Prompt:
Write out each line exactly as given. Leave the pictures out of your copy.

Records for this exercise:
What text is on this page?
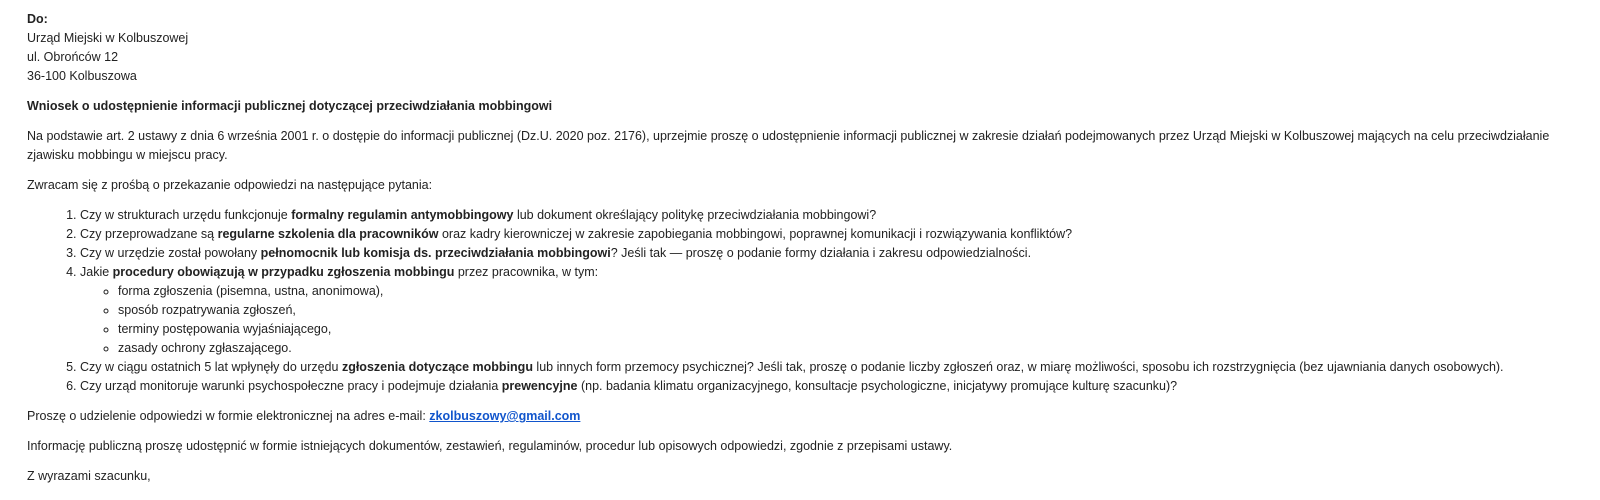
Do:
Urząd Miejski w Kolbuszowej
ul. Obrońców 12
36-100 Kolbuszowa

Wniosek o udostępnienie informacji publicznej dotyczącej przeciwdziałania mobbingowi

Na podstawie art. 2 ustawy z dnia 6 września 2001 r. o dostępie do informacji publicznej (Dz.U. 2020 poz. 2176), uprzejmie proszę o udostępnienie informacji publicznej w zakresie działań podejmowanych przez Urząd Miejski w Kolbuszowej mających na celu przeciwdziałanie zjawisku mobbingu w miejscu pracy.

Zwracam się z prośbą o przekazanie odpowiedzi na następujące pytania:

1. Czy w strukturach urzędu funkcjonuje formalny regulamin antymobbingowy lub dokument określający politykę przeciwdziałania mobbingowi?
2. Czy przeprowadzane są regularne szkolenia dla pracowników oraz kadry kierowniczej w zakresie zapobiegania mobbingowi, poprawnej komunikacji i rozwiązywania konfliktów?
3. Czy w urzędzie został powołany pełnomocnik lub komisja ds. przeciwdziałania mobbingowi? Jeśli tak — proszę o podanie formy działania i zakresu odpowiedzialności.
4. Jakie procedury obowiązują w przypadku zgłoszenia mobbingu przez pracownika, w tym:
◦ forma zgłoszenia (pisemna, ustna, anonimowa),
◦ sposób rozpatrywania zgłoszeń,
◦ terminy postępowania wyjaśniającego,
◦ zasady ochrony zgłaszającego.
5. Czy w ciągu ostatnich 5 lat wpłynęły do urzędu zgłoszenia dotyczące mobbingu lub innych form przemocy psychicznej? Jeśli tak, proszę o podanie liczby zgłoszeń oraz, w miarę możliwości, sposobu ich rozstrzygnięcia (bez ujawniania danych osobowych).
6. Czy urząd monitoruje warunki psychospołeczne pracy i podejmuje działania prewencyjne (np. badania klimatu organizacyjnego, konsultacje psychologiczne, inicjatywy promujące kulturę szacunku)?

Proszę o udzielenie odpowiedzi w formie elektronicznej na adres e-mail: zkolbuszowy@gmail.com

Informację publiczną proszę udostępnić w formie istniejących dokumentów, zestawień, regulaminów, procedur lub opisowych odpowiedzi, zgodnie z przepisami ustawy.

Z wyrazami szacunku,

Answer to this task:
What text is on this page?
Do:
Urząd Miejski w Kolbuszowej
ul. Obrońców 12
36-100 Kolbuszowa

Wniosek o udostępnienie informacji publicznej dotyczącej przeciwdziałania mobbingowi

Na podstawie art. 2 ustawy z dnia 6 września 2001 r. o dostępie do informacji publicznej (Dz.U. 2020 poz. 2176), uprzejmie proszę o udostępnienie informacji publicznej w zakresie działań podejmowanych przez Urząd Miejski w Kolbuszowej mających na celu przeciwdziałanie zjawisku mobbingu w miejscu pracy.

Zwracam się z prośbą o przekazanie odpowiedzi na następujące pytania:

1. Czy w strukturach urzędu funkcjonuje formalny regulamin antymobbingowy lub dokument określający politykę przeciwdziałania mobbingowi?
2. Czy przeprowadzane są regularne szkolenia dla pracowników oraz kadry kierowniczej w zakresie zapobiegania mobbingowi, poprawnej komunikacji i rozwiązywania konfliktów?
3. Czy w urzędzie został powołany pełnomocnik lub komisja ds. przeciwdziałania mobbingowi? Jeśli tak — proszę o podanie formy działania i zakresu odpowiedzialności.
4. Jakie procedury obowiązują w przypadku zgłoszenia mobbingu przez pracownika, w tym:
◦ forma zgłoszenia (pisemna, ustna, anonimowa),
◦ sposób rozpatrywania zgłoszeń,
◦ terminy postępowania wyjaśniającego,
◦ zasady ochrony zgłaszającego.
5. Czy w ciągu ostatnich 5 lat wpłynęły do urzędu zgłoszenia dotyczące mobbingu lub innych form przemocy psychicznej? Jeśli tak, proszę o podanie liczby zgłoszeń oraz, w miarę możliwości, sposobu ich rozstrzygnięcia (bez ujawniania danych osobowych).
6. Czy urząd monitoruje warunki psychospołeczne pracy i podejmuje działania prewencyjne (np. badania klimatu organizacyjnego, konsultacje psychologiczne, inicjatywy promujące kulturę szacunku)?

Proszę o udzielenie odpowiedzi w formie elektronicznej na adres e-mail: zkolbuszowy@gmail.com

Informację publiczną proszę udostępnić w formie istniejących dokumentów, zestawień, regulaminów, procedur lub opisowych odpowiedzi, zgodnie z przepisami ustawy.

Z wyrazami szacunku,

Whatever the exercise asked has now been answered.